• EXERCISE DESCRIPTION: Could you write out every entry exactly as it stands?

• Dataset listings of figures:
———

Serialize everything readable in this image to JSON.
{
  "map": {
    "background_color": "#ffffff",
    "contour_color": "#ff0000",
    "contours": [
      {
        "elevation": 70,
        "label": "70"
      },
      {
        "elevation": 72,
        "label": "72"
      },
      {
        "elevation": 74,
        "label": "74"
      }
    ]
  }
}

———

• ANSWER TO THIS EXERCISE:
Serialize everything readable in this image to JSON.
{
  "map": {
    "background_color": "#ffffff",
    "contour_color": "#ff0000",
    "contours": [
      {
        "elevation": 70,
        "label": "70"
      },
      {
        "elevation": 72,
        "label": "72"
      },
      {
        "elevation": 74,
        "label": "74"
      }
    ]
  }
}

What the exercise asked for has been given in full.